▸ WHAT YOU WILL DO:
Carry none of the pictures over; set down the material below exactly.

==== AVAILABLE RECORDS

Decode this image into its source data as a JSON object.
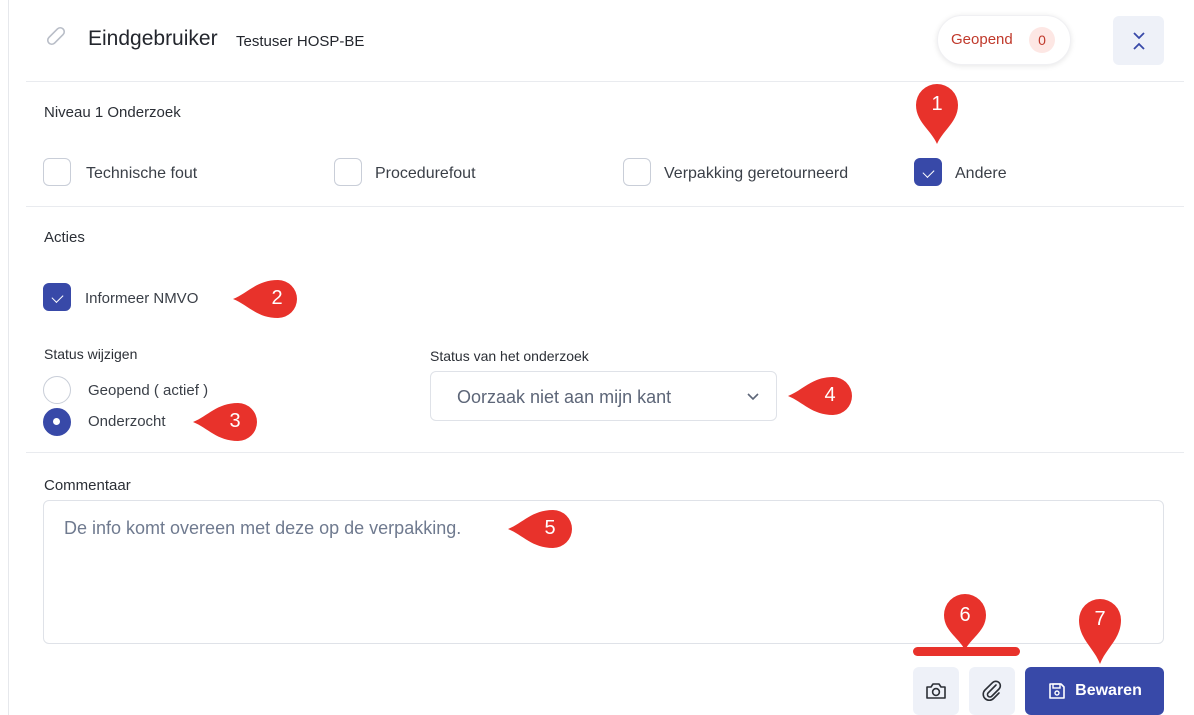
{
  "header": {
    "icon": "link-icon",
    "title": "Eindgebruiker",
    "subtitle": "Testuser HOSP-BE",
    "status_label": "Geopend",
    "status_count": "0",
    "collapse_icon": "collapse-chevrons-icon"
  },
  "niveau": {
    "label": "Niveau 1 Onderzoek",
    "options": [
      {
        "label": "Technische fout",
        "checked": false
      },
      {
        "label": "Procedurefout",
        "checked": false
      },
      {
        "label": "Verpakking geretourneerd",
        "checked": false
      },
      {
        "label": "Andere",
        "checked": true
      }
    ]
  },
  "acties": {
    "label": "Acties",
    "inform_label": "Informeer NMVO",
    "inform_checked": true
  },
  "status": {
    "change_label": "Status wijzigen",
    "options": [
      {
        "label": "Geopend ( actief )",
        "selected": false
      },
      {
        "label": "Onderzocht",
        "selected": true
      }
    ],
    "investigation_label": "Status van het onderzoek",
    "investigation_value": "Oorzaak niet aan mijn kant"
  },
  "comment": {
    "label": "Commentaar",
    "value": "De info komt overeen met deze op de verpakking."
  },
  "footer": {
    "camera_icon": "camera-icon",
    "attach_icon": "paperclip-icon",
    "save_icon": "save-icon",
    "save_label": "Bewaren"
  },
  "callouts": [
    "1",
    "2",
    "3",
    "4",
    "5",
    "6",
    "7"
  ],
  "colors": {
    "accent": "#3849a8",
    "status_red": "#c0392b",
    "callout_red": "#e8322b"
  }
}
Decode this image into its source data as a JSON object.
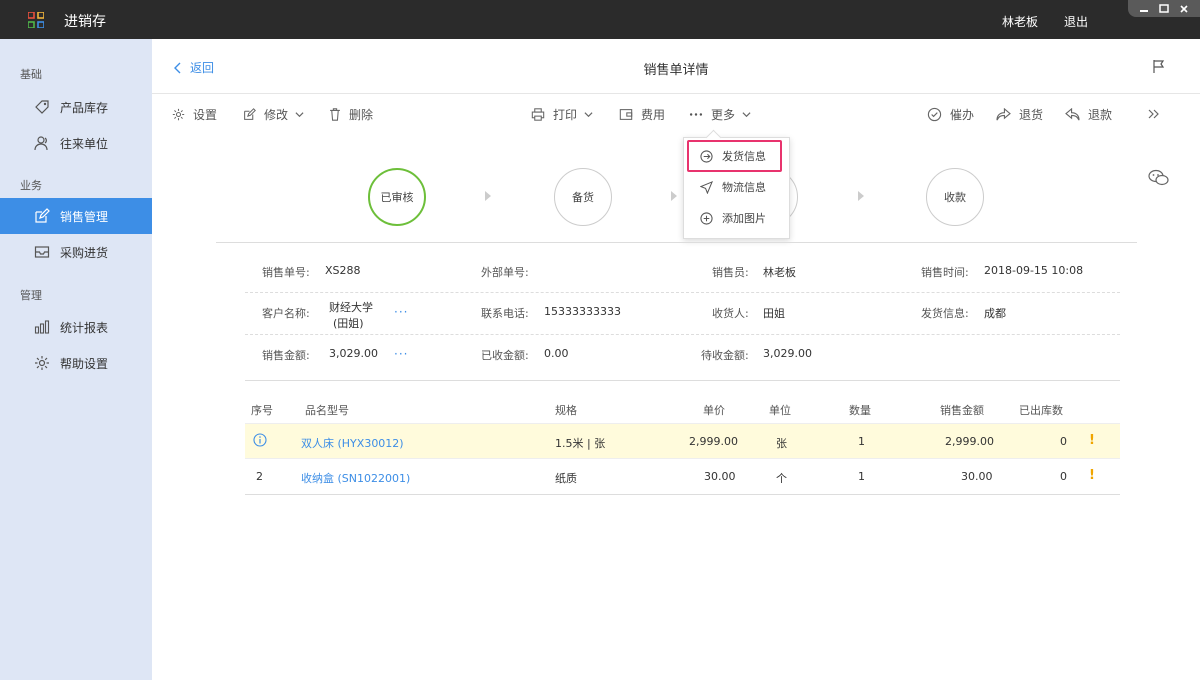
{
  "app": {
    "title": "进销存",
    "user": "林老板",
    "logout": "退出"
  },
  "sidebar": {
    "sections": [
      "基础",
      "业务",
      "管理"
    ],
    "items": [
      {
        "label": "产品库存",
        "icon": "tag-icon"
      },
      {
        "label": "往来单位",
        "icon": "contacts-icon"
      },
      {
        "label": "销售管理",
        "icon": "edit-icon",
        "active": true
      },
      {
        "label": "采购进货",
        "icon": "inbox-icon"
      },
      {
        "label": "统计报表",
        "icon": "bar-chart-icon"
      },
      {
        "label": "帮助设置",
        "icon": "gear-icon"
      }
    ]
  },
  "header": {
    "back": "返回",
    "title": "销售单详情"
  },
  "toolbar": {
    "settings": "设置",
    "edit": "修改",
    "delete": "删除",
    "print": "打印",
    "fee": "费用",
    "more": "更多",
    "urge": "催办",
    "return_goods": "退货",
    "refund": "退款"
  },
  "more_menu": [
    {
      "label": "发货信息",
      "icon": "arrow-circle-icon",
      "highlighted": true
    },
    {
      "label": "物流信息",
      "icon": "send-icon"
    },
    {
      "label": "添加图片",
      "icon": "plus-circle-icon"
    }
  ],
  "stages": [
    {
      "label": "已审核",
      "status": "done"
    },
    {
      "label": "备货",
      "status": "pending"
    },
    {
      "label": "",
      "status": "pending"
    },
    {
      "label": "收款",
      "status": "pending"
    }
  ],
  "info": {
    "order_no_label": "销售单号:",
    "order_no": "XS288",
    "ext_no_label": "外部单号:",
    "ext_no": "",
    "seller_label": "销售员:",
    "seller": "林老板",
    "time_label": "销售时间:",
    "time": "2018-09-15 10:08",
    "customer_label": "客户名称:",
    "customer_line1": "财经大学",
    "customer_line2": "(田姐)",
    "phone_label": "联系电话:",
    "phone": "15333333333",
    "receiver_label": "收货人:",
    "receiver": "田姐",
    "ship_label": "发货信息:",
    "ship": "成都",
    "amount_label": "销售金额:",
    "amount": "3,029.00",
    "received_label": "已收金额:",
    "received": "0.00",
    "pending_label": "待收金额:",
    "pending": "3,029.00",
    "more": "···"
  },
  "table": {
    "headers": [
      "序号",
      "品名型号",
      "规格",
      "单价",
      "单位",
      "数量",
      "销售金额",
      "已出库数"
    ],
    "rows": [
      {
        "no": "",
        "name": "双人床 (HYX30012)",
        "spec": "1.5米 | 张",
        "price": "2,999.00",
        "unit": "张",
        "qty": "1",
        "amount": "2,999.00",
        "out": "0",
        "flag": "!"
      },
      {
        "no": "2",
        "name": "收纳盒 (SN1022001)",
        "spec": "纸质",
        "price": "30.00",
        "unit": "个",
        "qty": "1",
        "amount": "30.00",
        "out": "0",
        "flag": "!"
      }
    ]
  },
  "colors": {
    "accent": "#3d8ee6",
    "done": "#6dbf3a",
    "highlight": "#e8336d",
    "warning": "#f0a500"
  }
}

========

▸ EXERCISE ANSWER:
Decode this image into its source data as a JSON object.
{
  "header": {
    "icon": "link-icon",
    "title": "Eindgebruiker",
    "subtitle": "Testuser HOSP-BE",
    "status_label": "Geopend",
    "status_count": "0",
    "collapse_icon": "collapse-chevrons-icon"
  },
  "niveau": {
    "label": "Niveau 1 Onderzoek",
    "options": [
      {
        "label": "Technische fout",
        "checked": false
      },
      {
        "label": "Procedurefout",
        "checked": false
      },
      {
        "label": "Verpakking geretourneerd",
        "checked": false
      },
      {
        "label": "Andere",
        "checked": true
      }
    ]
  },
  "acties": {
    "label": "Acties",
    "inform_label": "Informeer NMVO",
    "inform_checked": true
  },
  "status": {
    "change_label": "Status wijzigen",
    "options": [
      {
        "label": "Geopend ( actief )",
        "selected": false
      },
      {
        "label": "Onderzocht",
        "selected": true
      }
    ],
    "investigation_label": "Status van het onderzoek",
    "investigation_value": "Oorzaak niet aan mijn kant"
  },
  "comment": {
    "label": "Commentaar",
    "value": "De info komt overeen met deze op de verpakking."
  },
  "footer": {
    "camera_icon": "camera-icon",
    "attach_icon": "paperclip-icon",
    "save_icon": "save-icon",
    "save_label": "Bewaren"
  },
  "callouts": [
    "1",
    "2",
    "3",
    "4",
    "5",
    "6",
    "7"
  ],
  "colors": {
    "accent": "#3849a8",
    "status_red": "#c0392b",
    "callout_red": "#e8322b"
  }
}
Decode this image into its source data as a JSON object.
{
  "app": {
    "title": "进销存",
    "user": "林老板",
    "logout": "退出"
  },
  "sidebar": {
    "sections": [
      "基础",
      "业务",
      "管理"
    ],
    "items": [
      {
        "label": "产品库存",
        "icon": "tag-icon"
      },
      {
        "label": "往来单位",
        "icon": "contacts-icon"
      },
      {
        "label": "销售管理",
        "icon": "edit-icon",
        "active": true
      },
      {
        "label": "采购进货",
        "icon": "inbox-icon"
      },
      {
        "label": "统计报表",
        "icon": "bar-chart-icon"
      },
      {
        "label": "帮助设置",
        "icon": "gear-icon"
      }
    ]
  },
  "header": {
    "back": "返回",
    "title": "销售单详情"
  },
  "toolbar": {
    "settings": "设置",
    "edit": "修改",
    "delete": "删除",
    "print": "打印",
    "fee": "费用",
    "more": "更多",
    "urge": "催办",
    "return_goods": "退货",
    "refund": "退款"
  },
  "more_menu": [
    {
      "label": "发货信息",
      "icon": "arrow-circle-icon",
      "highlighted": true
    },
    {
      "label": "物流信息",
      "icon": "send-icon"
    },
    {
      "label": "添加图片",
      "icon": "plus-circle-icon"
    }
  ],
  "stages": [
    {
      "label": "已审核",
      "status": "done"
    },
    {
      "label": "备货",
      "status": "pending"
    },
    {
      "label": "",
      "status": "pending"
    },
    {
      "label": "收款",
      "status": "pending"
    }
  ],
  "info": {
    "order_no_label": "销售单号:",
    "order_no": "XS288",
    "ext_no_label": "外部单号:",
    "ext_no": "",
    "seller_label": "销售员:",
    "seller": "林老板",
    "time_label": "销售时间:",
    "time": "2018-09-15 10:08",
    "customer_label": "客户名称:",
    "customer_line1": "财经大学",
    "customer_line2": "(田姐)",
    "phone_label": "联系电话:",
    "phone": "15333333333",
    "receiver_label": "收货人:",
    "receiver": "田姐",
    "ship_label": "发货信息:",
    "ship": "成都",
    "amount_label": "销售金额:",
    "amount": "3,029.00",
    "received_label": "已收金额:",
    "received": "0.00",
    "pending_label": "待收金额:",
    "pending": "3,029.00",
    "more": "···"
  },
  "table": {
    "headers": [
      "序号",
      "品名型号",
      "规格",
      "单价",
      "单位",
      "数量",
      "销售金额",
      "已出库数"
    ],
    "rows": [
      {
        "no": "",
        "name": "双人床 (HYX30012)",
        "spec": "1.5米 | 张",
        "price": "2,999.00",
        "unit": "张",
        "qty": "1",
        "amount": "2,999.00",
        "out": "0",
        "flag": "!"
      },
      {
        "no": "2",
        "name": "收纳盒 (SN1022001)",
        "spec": "纸质",
        "price": "30.00",
        "unit": "个",
        "qty": "1",
        "amount": "30.00",
        "out": "0",
        "flag": "!"
      }
    ]
  },
  "colors": {
    "accent": "#3d8ee6",
    "done": "#6dbf3a",
    "highlight": "#e8336d",
    "warning": "#f0a500"
  }
}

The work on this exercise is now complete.